___ Input rows
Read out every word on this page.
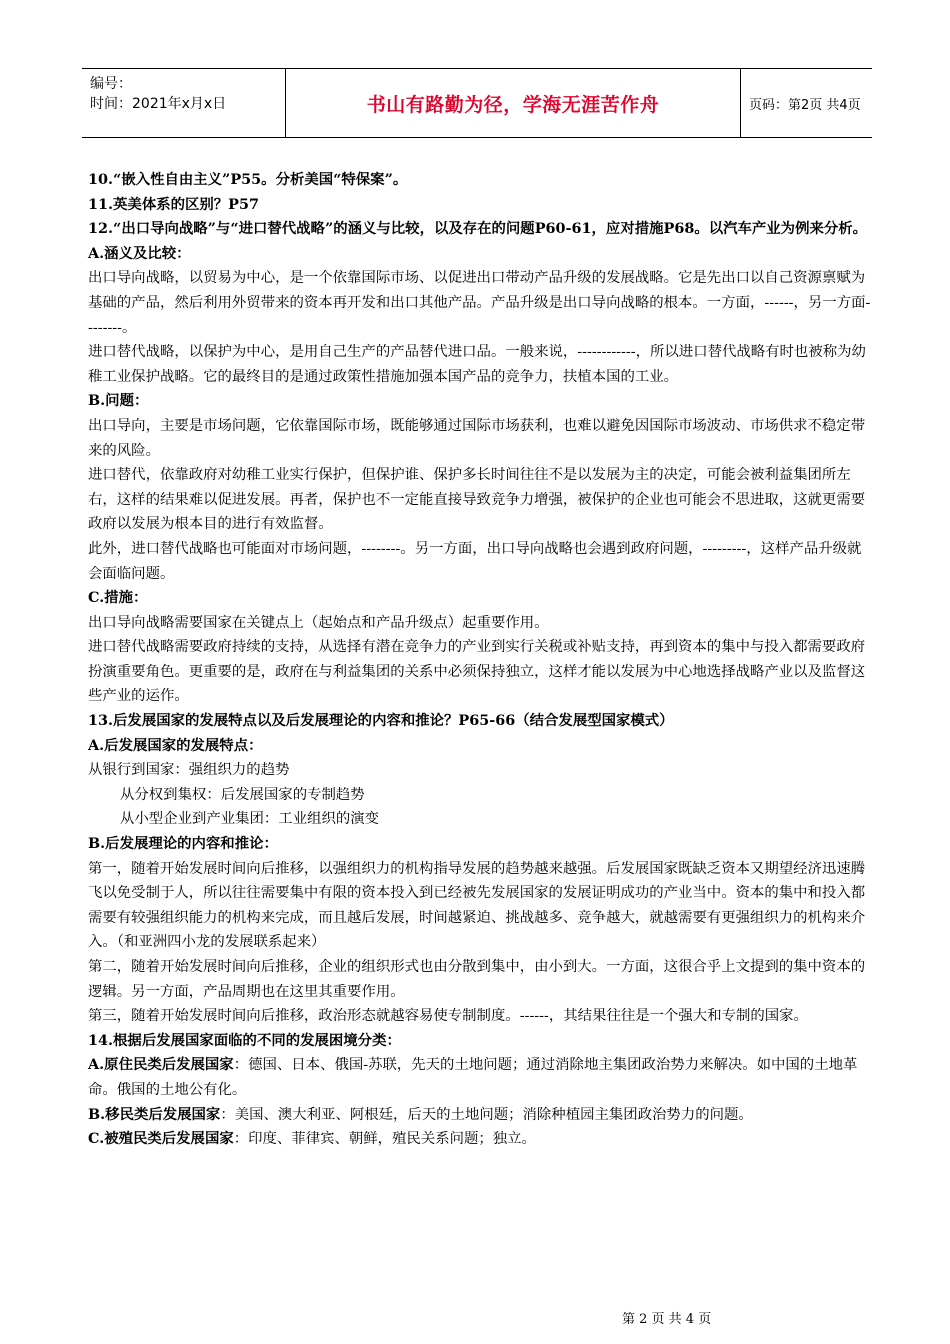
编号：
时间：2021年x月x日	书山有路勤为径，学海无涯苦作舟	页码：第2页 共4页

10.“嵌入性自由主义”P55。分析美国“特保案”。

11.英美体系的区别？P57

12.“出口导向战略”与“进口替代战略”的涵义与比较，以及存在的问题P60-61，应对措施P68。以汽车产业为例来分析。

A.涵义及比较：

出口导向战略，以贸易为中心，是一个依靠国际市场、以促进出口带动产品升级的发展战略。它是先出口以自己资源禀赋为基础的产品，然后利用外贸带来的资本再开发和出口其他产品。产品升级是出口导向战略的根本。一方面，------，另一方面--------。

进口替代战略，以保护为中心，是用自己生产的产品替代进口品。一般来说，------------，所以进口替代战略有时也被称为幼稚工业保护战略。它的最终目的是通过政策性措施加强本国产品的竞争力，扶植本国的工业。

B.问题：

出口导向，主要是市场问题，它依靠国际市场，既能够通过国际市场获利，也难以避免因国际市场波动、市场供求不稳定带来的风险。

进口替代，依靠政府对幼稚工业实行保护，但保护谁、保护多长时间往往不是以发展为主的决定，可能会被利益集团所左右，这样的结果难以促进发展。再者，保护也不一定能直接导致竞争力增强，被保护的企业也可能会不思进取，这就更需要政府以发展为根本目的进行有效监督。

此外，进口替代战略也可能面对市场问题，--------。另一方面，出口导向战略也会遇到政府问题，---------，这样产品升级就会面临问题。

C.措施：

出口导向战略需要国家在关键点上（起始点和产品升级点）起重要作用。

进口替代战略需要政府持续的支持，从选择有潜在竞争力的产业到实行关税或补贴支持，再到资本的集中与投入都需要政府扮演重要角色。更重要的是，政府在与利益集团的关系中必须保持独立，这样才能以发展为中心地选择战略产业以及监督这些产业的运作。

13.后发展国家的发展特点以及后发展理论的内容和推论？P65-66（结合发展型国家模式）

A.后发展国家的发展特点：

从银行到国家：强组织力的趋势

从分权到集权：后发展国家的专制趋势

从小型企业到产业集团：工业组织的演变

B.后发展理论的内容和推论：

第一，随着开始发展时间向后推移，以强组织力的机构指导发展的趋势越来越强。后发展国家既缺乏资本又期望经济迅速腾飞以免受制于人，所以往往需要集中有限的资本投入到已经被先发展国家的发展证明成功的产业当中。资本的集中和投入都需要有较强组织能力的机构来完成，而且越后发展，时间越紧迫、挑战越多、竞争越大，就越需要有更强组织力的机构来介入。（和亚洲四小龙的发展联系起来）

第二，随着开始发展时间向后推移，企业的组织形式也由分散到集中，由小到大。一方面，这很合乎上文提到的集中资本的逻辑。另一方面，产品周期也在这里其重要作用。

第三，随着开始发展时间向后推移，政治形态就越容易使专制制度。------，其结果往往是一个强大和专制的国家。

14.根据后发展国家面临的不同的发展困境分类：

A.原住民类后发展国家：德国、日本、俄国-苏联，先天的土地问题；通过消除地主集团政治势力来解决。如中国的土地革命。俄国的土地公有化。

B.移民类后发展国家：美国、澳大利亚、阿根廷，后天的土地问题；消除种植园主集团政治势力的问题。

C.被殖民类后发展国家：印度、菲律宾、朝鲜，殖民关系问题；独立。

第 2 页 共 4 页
______
## Instruction
Write out every entry again word for word, without any of the pictures.

## Solution
Read out every word on this page.
编号：
时间：2021年x月x日	书山有路勤为径，学海无涯苦作舟	页码：第2页 共4页

10.“嵌入性自由主义”P55。分析美国“特保案”。

11.英美体系的区别？P57

12.“出口导向战略”与“进口替代战略”的涵义与比较，以及存在的问题P60-61，应对措施P68。以汽车产业为例来分析。

A.涵义及比较：

出口导向战略，以贸易为中心，是一个依靠国际市场、以促进出口带动产品升级的发展战略。它是先出口以自己资源禀赋为基础的产品，然后利用外贸带来的资本再开发和出口其他产品。产品升级是出口导向战略的根本。一方面，------，另一方面--------。

进口替代战略，以保护为中心，是用自己生产的产品替代进口品。一般来说，------------，所以进口替代战略有时也被称为幼稚工业保护战略。它的最终目的是通过政策性措施加强本国产品的竞争力，扶植本国的工业。

B.问题：

出口导向，主要是市场问题，它依靠国际市场，既能够通过国际市场获利，也难以避免因国际市场波动、市场供求不稳定带来的风险。

进口替代，依靠政府对幼稚工业实行保护，但保护谁、保护多长时间往往不是以发展为主的决定，可能会被利益集团所左右，这样的结果难以促进发展。再者，保护也不一定能直接导致竞争力增强，被保护的企业也可能会不思进取，这就更需要政府以发展为根本目的进行有效监督。

此外，进口替代战略也可能面对市场问题，--------。另一方面，出口导向战略也会遇到政府问题，---------，这样产品升级就会面临问题。

C.措施：

出口导向战略需要国家在关键点上（起始点和产品升级点）起重要作用。

进口替代战略需要政府持续的支持，从选择有潜在竞争力的产业到实行关税或补贴支持，再到资本的集中与投入都需要政府扮演重要角色。更重要的是，政府在与利益集团的关系中必须保持独立，这样才能以发展为中心地选择战略产业以及监督这些产业的运作。

13.后发展国家的发展特点以及后发展理论的内容和推论？P65-66（结合发展型国家模式）

A.后发展国家的发展特点：

从银行到国家：强组织力的趋势

从分权到集权：后发展国家的专制趋势

从小型企业到产业集团：工业组织的演变

B.后发展理论的内容和推论：

第一，随着开始发展时间向后推移，以强组织力的机构指导发展的趋势越来越强。后发展国家既缺乏资本又期望经济迅速腾飞以免受制于人，所以往往需要集中有限的资本投入到已经被先发展国家的发展证明成功的产业当中。资本的集中和投入都需要有较强组织能力的机构来完成，而且越后发展，时间越紧迫、挑战越多、竞争越大，就越需要有更强组织力的机构来介入。（和亚洲四小龙的发展联系起来）

第二，随着开始发展时间向后推移，企业的组织形式也由分散到集中，由小到大。一方面，这很合乎上文提到的集中资本的逻辑。另一方面，产品周期也在这里其重要作用。

第三，随着开始发展时间向后推移，政治形态就越容易使专制制度。------，其结果往往是一个强大和专制的国家。

14.根据后发展国家面临的不同的发展困境分类：

A.原住民类后发展国家：德国、日本、俄国-苏联，先天的土地问题；通过消除地主集团政治势力来解决。如中国的土地革命。俄国的土地公有化。

B.移民类后发展国家：美国、澳大利亚、阿根廷，后天的土地问题；消除种植园主集团政治势力的问题。

C.被殖民类后发展国家：印度、菲律宾、朝鲜，殖民关系问题；独立。

第 2 页 共 4 页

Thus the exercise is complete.